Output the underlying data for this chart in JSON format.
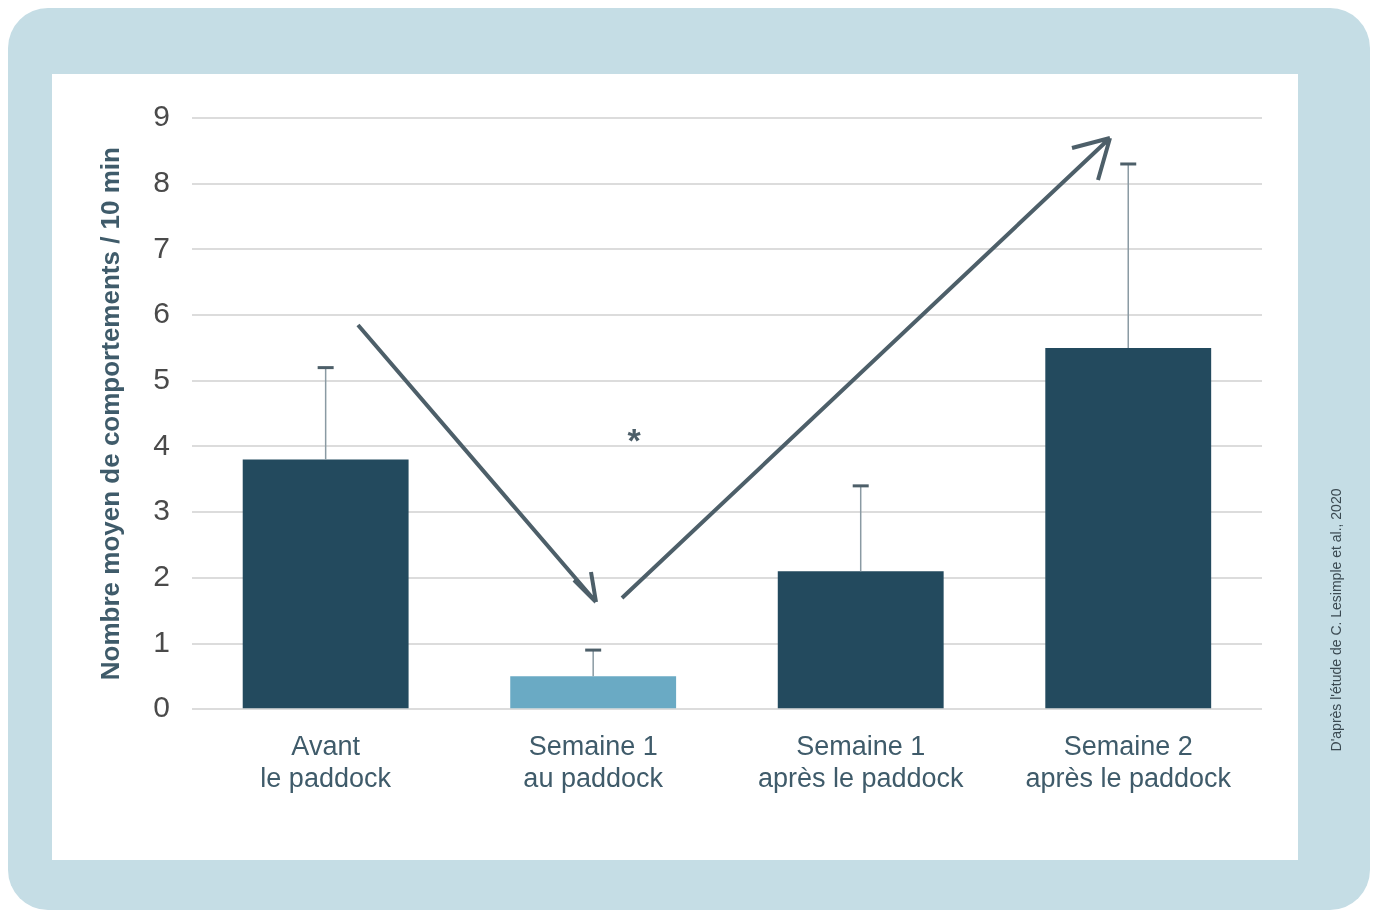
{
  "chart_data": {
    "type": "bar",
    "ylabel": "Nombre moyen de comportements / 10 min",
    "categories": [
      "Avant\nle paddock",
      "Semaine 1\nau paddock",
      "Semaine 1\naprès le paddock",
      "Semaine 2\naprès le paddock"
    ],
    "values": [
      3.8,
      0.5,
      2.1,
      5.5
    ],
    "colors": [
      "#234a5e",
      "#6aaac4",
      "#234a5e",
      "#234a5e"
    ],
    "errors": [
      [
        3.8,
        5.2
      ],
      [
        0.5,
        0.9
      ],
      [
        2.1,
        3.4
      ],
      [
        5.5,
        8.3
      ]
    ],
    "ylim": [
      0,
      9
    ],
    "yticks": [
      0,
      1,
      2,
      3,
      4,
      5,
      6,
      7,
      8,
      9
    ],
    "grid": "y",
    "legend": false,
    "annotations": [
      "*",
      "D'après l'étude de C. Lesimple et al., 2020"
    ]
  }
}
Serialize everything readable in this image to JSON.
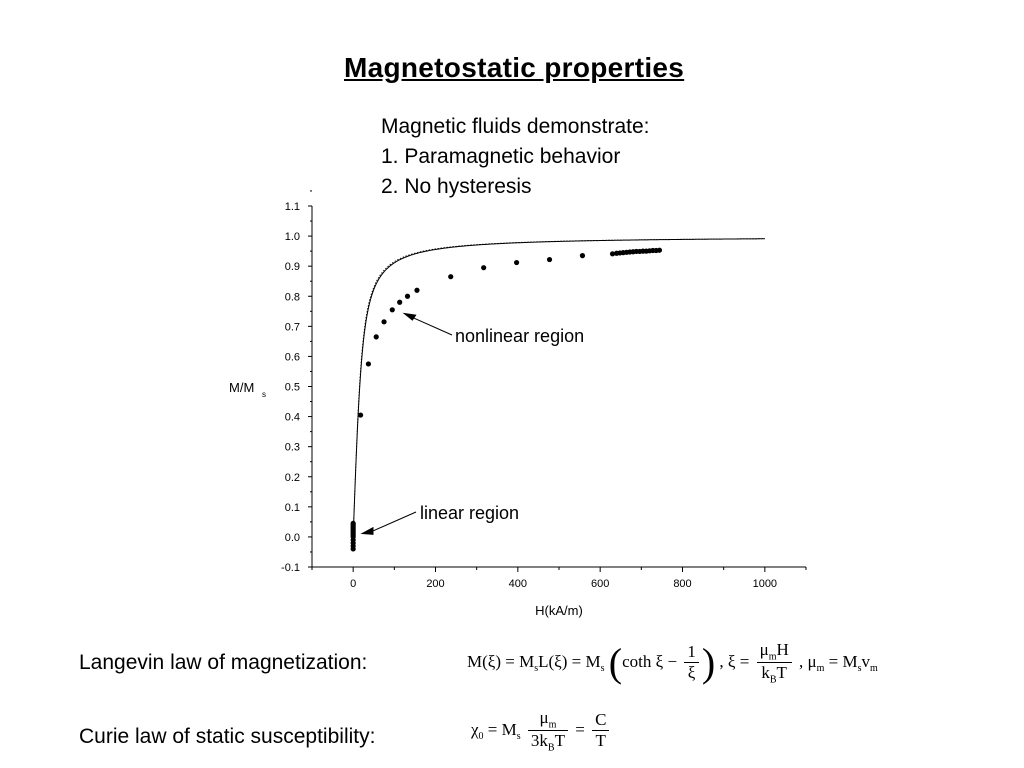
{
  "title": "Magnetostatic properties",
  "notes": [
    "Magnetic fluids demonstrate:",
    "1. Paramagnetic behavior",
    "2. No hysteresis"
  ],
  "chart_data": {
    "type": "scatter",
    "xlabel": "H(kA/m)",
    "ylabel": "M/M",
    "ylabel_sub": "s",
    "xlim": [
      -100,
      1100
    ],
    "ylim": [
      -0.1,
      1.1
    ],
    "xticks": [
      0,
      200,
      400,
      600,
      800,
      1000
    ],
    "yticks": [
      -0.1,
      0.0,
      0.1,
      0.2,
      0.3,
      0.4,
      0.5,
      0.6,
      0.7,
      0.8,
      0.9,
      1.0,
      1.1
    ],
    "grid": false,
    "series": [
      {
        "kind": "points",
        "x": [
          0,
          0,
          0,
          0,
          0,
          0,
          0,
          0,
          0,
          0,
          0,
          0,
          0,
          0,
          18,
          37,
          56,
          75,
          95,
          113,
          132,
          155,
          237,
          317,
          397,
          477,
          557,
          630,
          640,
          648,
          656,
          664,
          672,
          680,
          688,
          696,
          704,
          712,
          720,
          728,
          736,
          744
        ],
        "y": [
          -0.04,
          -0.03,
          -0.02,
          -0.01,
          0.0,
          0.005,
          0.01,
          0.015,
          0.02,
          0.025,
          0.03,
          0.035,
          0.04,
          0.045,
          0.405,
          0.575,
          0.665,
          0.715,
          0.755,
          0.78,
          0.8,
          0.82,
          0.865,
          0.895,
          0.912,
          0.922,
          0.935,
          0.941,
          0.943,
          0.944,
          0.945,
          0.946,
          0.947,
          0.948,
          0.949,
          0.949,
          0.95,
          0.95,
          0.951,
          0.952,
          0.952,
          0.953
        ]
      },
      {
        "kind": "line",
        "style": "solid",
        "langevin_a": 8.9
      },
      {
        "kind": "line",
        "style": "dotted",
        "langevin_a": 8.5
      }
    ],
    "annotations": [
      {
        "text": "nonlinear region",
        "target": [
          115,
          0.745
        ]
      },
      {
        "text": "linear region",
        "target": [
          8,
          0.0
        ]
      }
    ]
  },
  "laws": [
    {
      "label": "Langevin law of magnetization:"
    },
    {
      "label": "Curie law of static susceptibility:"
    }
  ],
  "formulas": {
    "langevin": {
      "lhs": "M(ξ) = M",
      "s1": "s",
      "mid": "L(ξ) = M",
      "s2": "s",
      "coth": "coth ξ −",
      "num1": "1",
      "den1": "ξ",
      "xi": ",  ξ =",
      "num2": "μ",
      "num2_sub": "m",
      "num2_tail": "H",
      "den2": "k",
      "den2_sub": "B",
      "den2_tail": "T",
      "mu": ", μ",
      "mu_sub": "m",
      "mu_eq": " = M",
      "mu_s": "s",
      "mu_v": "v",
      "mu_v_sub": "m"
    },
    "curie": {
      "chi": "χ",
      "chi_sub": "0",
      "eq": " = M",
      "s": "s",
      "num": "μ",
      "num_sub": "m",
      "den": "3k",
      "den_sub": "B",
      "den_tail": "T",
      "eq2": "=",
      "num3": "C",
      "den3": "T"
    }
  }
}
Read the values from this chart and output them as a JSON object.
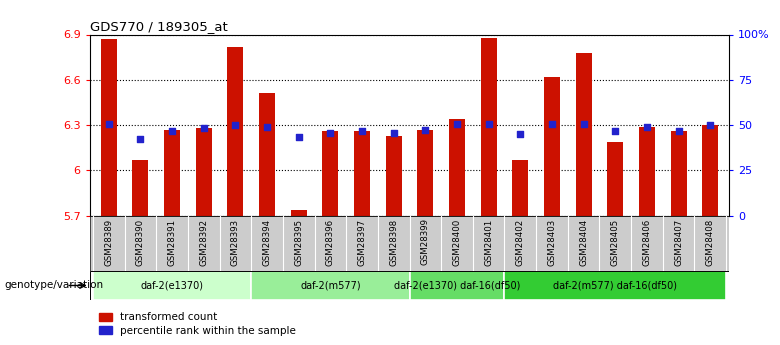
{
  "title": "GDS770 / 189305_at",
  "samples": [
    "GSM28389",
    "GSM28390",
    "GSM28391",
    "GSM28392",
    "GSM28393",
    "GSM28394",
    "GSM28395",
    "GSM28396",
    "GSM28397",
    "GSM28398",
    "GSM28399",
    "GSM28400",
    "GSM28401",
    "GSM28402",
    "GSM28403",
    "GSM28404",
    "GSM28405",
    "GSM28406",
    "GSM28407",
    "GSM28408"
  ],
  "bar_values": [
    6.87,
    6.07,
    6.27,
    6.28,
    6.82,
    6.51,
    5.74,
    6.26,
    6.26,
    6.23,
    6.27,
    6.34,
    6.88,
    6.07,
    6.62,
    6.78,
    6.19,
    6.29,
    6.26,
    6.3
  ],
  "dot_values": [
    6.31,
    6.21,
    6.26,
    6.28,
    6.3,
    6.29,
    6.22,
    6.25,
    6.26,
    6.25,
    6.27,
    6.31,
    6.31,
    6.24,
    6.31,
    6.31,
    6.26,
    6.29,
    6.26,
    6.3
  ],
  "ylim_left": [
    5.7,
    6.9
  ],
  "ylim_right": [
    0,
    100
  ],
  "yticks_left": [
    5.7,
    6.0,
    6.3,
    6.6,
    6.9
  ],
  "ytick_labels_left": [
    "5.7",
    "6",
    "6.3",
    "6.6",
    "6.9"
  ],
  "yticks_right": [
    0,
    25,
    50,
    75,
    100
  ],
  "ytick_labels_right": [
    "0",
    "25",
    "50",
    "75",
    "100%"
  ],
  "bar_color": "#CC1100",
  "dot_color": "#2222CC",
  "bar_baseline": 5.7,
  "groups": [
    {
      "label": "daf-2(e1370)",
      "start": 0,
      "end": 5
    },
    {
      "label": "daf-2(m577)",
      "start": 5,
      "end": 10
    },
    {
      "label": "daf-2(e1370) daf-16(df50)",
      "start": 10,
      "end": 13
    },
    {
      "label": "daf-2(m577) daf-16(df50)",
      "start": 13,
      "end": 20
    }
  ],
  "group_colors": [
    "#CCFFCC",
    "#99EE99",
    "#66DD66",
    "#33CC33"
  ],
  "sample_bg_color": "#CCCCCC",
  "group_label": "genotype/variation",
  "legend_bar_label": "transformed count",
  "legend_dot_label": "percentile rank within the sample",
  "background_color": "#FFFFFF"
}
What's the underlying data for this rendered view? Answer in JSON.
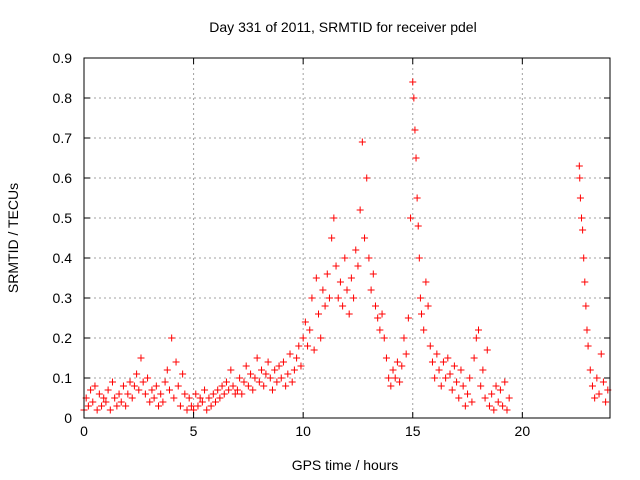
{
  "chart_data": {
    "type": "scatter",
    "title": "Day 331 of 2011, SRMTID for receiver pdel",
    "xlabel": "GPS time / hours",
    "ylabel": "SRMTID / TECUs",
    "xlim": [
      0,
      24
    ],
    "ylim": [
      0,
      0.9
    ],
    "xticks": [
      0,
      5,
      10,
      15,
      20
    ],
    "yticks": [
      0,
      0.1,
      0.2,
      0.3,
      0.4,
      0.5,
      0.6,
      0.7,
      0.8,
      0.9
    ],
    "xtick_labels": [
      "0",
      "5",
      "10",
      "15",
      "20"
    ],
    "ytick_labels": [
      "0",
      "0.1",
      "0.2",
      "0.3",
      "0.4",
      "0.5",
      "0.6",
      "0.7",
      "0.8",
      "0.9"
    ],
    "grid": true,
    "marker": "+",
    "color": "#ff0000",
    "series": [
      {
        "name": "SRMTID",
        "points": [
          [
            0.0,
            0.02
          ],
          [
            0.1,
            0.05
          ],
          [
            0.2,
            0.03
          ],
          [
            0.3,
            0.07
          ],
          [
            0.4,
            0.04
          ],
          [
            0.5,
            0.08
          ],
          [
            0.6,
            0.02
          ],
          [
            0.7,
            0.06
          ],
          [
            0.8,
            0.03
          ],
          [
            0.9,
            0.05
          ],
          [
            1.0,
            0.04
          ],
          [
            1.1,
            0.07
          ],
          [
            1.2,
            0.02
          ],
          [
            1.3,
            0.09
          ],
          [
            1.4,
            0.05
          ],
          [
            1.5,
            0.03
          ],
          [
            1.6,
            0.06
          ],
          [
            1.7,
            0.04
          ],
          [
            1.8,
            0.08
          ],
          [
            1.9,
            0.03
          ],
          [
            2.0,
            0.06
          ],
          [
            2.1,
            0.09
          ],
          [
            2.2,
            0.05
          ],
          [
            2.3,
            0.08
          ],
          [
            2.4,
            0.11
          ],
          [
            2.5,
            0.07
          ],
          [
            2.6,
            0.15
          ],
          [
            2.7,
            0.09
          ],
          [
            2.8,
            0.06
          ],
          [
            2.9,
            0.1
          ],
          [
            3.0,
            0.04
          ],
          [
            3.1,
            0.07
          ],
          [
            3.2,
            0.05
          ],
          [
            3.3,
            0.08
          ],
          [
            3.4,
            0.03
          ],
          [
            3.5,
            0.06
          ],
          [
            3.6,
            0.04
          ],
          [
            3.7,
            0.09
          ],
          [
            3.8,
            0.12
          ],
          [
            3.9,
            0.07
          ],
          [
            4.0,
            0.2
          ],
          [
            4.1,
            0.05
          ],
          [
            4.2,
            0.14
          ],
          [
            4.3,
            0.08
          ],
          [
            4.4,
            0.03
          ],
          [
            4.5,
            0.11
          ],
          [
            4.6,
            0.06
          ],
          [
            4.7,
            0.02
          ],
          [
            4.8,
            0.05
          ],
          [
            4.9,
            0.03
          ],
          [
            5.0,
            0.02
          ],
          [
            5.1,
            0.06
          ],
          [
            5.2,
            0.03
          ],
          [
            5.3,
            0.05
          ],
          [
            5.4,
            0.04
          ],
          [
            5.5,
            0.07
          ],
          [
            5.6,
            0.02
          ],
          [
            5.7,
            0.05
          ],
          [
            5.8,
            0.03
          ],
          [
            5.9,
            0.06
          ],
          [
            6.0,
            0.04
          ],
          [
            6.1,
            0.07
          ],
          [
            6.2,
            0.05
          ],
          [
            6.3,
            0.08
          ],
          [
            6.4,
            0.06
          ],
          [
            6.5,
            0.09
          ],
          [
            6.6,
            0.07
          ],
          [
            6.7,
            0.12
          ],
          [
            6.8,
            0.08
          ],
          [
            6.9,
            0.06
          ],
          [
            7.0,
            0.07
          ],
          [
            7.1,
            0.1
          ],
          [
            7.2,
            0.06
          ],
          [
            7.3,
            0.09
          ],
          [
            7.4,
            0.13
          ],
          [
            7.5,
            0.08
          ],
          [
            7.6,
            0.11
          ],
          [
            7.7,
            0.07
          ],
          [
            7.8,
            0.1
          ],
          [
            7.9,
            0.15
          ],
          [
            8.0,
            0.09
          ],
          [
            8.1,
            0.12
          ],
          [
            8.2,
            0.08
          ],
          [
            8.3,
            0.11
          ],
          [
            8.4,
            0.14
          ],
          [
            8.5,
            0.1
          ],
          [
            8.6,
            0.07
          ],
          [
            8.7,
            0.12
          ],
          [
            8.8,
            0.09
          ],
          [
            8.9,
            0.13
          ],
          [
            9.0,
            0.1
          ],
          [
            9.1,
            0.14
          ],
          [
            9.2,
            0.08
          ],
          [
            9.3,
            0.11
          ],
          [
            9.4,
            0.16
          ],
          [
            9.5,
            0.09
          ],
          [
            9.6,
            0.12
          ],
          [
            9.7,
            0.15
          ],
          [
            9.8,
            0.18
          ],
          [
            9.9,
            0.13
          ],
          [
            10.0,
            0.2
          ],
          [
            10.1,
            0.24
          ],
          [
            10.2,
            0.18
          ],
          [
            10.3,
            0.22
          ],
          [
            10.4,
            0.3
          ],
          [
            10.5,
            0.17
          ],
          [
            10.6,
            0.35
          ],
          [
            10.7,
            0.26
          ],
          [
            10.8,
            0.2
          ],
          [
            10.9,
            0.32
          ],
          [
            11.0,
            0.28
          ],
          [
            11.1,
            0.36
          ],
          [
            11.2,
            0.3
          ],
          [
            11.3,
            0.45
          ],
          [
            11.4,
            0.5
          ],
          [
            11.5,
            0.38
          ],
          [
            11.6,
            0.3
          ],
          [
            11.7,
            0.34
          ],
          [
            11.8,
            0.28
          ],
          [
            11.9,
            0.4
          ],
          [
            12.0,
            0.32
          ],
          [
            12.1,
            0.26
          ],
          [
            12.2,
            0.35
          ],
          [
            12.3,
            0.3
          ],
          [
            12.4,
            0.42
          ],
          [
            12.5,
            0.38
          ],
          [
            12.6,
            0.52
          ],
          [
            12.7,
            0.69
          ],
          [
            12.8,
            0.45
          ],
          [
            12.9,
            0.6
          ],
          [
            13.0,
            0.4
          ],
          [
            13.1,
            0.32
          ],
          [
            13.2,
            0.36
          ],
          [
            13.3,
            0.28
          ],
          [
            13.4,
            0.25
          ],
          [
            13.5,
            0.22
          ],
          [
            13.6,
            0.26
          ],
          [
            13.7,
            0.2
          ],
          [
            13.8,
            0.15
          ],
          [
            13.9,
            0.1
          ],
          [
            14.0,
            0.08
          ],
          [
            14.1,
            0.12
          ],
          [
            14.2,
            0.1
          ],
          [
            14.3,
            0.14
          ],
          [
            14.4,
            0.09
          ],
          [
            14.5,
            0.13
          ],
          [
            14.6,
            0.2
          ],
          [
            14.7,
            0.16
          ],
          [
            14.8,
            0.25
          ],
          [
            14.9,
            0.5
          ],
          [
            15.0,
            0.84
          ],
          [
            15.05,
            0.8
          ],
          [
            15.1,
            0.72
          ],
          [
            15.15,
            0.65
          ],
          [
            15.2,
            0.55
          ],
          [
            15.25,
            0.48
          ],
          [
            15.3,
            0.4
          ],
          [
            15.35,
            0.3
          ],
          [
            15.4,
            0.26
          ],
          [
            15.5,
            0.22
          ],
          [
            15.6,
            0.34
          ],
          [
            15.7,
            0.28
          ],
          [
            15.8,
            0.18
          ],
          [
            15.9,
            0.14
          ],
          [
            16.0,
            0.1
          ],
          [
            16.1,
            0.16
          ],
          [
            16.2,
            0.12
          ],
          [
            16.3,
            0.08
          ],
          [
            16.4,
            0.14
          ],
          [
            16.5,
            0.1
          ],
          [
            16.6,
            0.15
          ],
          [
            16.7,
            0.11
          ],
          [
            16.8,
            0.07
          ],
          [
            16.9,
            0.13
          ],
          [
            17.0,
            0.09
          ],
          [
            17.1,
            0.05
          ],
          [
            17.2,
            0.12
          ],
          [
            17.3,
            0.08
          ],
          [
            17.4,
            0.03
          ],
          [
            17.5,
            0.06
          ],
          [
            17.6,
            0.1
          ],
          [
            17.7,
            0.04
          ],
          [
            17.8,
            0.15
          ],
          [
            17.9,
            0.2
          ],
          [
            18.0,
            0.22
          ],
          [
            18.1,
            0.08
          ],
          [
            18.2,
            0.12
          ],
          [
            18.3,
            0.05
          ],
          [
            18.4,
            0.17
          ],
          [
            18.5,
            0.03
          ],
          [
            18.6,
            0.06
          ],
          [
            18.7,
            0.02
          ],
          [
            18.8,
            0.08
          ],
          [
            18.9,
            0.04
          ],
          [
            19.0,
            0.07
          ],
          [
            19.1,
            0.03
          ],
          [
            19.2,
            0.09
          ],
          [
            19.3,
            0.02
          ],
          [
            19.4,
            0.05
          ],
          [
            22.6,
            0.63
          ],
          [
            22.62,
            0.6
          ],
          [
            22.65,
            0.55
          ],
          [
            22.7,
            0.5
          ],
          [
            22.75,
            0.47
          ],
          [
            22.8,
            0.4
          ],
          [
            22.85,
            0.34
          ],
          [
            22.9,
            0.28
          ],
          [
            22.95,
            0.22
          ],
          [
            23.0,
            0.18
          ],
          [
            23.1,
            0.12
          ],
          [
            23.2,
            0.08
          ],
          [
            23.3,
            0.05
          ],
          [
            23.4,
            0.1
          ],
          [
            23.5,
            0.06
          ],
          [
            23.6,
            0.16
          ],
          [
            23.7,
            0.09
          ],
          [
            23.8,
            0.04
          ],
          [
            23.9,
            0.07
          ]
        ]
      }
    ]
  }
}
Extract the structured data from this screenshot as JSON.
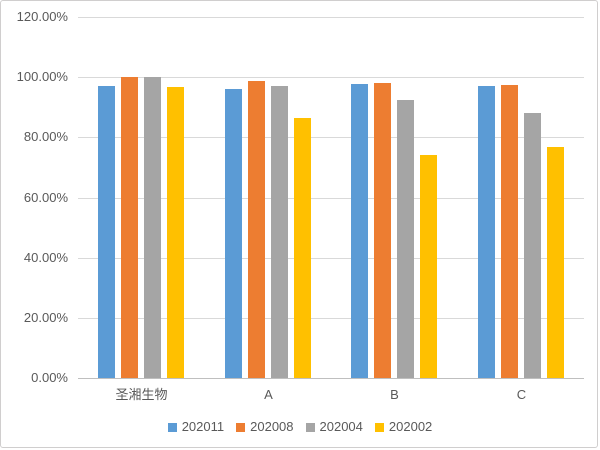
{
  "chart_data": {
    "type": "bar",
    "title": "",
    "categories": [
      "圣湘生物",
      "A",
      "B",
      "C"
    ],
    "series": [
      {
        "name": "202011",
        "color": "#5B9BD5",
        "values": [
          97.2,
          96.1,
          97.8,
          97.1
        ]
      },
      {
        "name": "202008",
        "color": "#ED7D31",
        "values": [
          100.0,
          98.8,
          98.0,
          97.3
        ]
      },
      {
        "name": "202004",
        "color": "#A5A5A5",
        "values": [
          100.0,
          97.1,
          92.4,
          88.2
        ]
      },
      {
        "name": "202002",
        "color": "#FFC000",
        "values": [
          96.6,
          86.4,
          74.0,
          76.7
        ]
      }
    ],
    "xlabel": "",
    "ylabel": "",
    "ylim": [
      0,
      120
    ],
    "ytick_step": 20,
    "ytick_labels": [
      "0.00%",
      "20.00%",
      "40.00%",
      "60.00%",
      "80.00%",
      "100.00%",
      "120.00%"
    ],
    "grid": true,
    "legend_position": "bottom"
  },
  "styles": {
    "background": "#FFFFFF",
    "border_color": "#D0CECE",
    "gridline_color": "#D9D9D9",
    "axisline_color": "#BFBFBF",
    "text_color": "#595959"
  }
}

####################

▶ _WHAT IS ASKED_
Show the lines where the word "SRMTID" appears in the entries.

▶ _PROBLEM SOLUTION_
    "title": "Day 331 of 2011, SRMTID for receiver pdel",
    "ylabel": "SRMTID / TECUs",
        "name": "SRMTID",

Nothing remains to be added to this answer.